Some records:

□ □ □ □

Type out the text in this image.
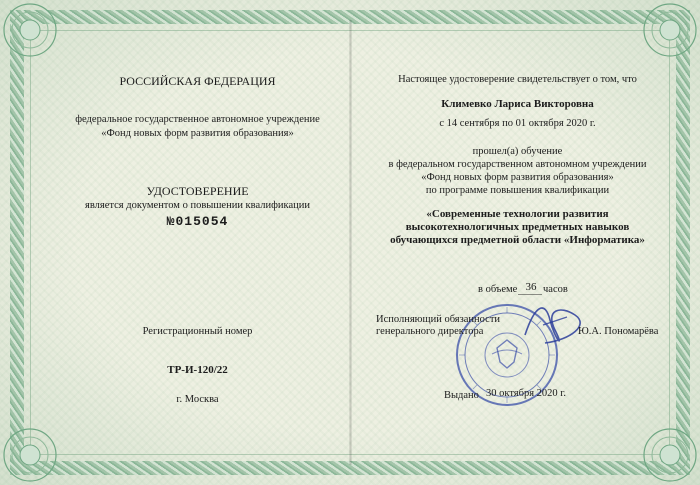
РОССИЙСКАЯ ФЕДЕРАЦИЯ
федеральное государственное автономное учреждение
«Фонд новых форм развития образования»
УДОСТОВЕРЕНИЕ
является документом о повышении квалификации
№015054
Регистрационный номер
ТР-И-120/22
г. Москва
Настоящее удостоверение свидетельствует о том, что
Климевко Лариса Викторовна
с 14 сентября по 01 октября 2020 г.
прошел(а) обучение
в федеральном государственном автономном учреждении
«Фонд новых форм развития образования»
по программе повышения квалификации
«Современные технологии развития
высокотехнологичных предметных навыков
обучающихся предметной области «Информатика»
в объеме 36 часов
Исполняющий обязанности
генерального директора	Ю.А. Пономарёва
Выдано 30 октября 2020 г.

□ □ □ □

[Work instructions]:
Write out every line above exactly as it is, leaving out the pictures.

[Exercise result]:
Type out the text in this image.
РОССИЙСКАЯ ФЕДЕРАЦИЯ
федеральное государственное автономное учреждение
«Фонд новых форм развития образования»
УДОСТОВЕРЕНИЕ
является документом о повышении квалификации
№015054
Регистрационный номер
ТР-И-120/22
г. Москва
Настоящее удостоверение свидетельствует о том, что
Климевко Лариса Викторовна
с 14 сентября по 01 октября 2020 г.
прошел(а) обучение
в федеральном государственном автономном учреждении
«Фонд новых форм развития образования»
по программе повышения квалификации
«Современные технологии развития
высокотехнологичных предметных навыков
обучающихся предметной области «Информатика»
в объеме 36 часов
Исполняющий обязанности
генерального директора	Ю.А. Пономарёва
Выдано 30 октября 2020 г.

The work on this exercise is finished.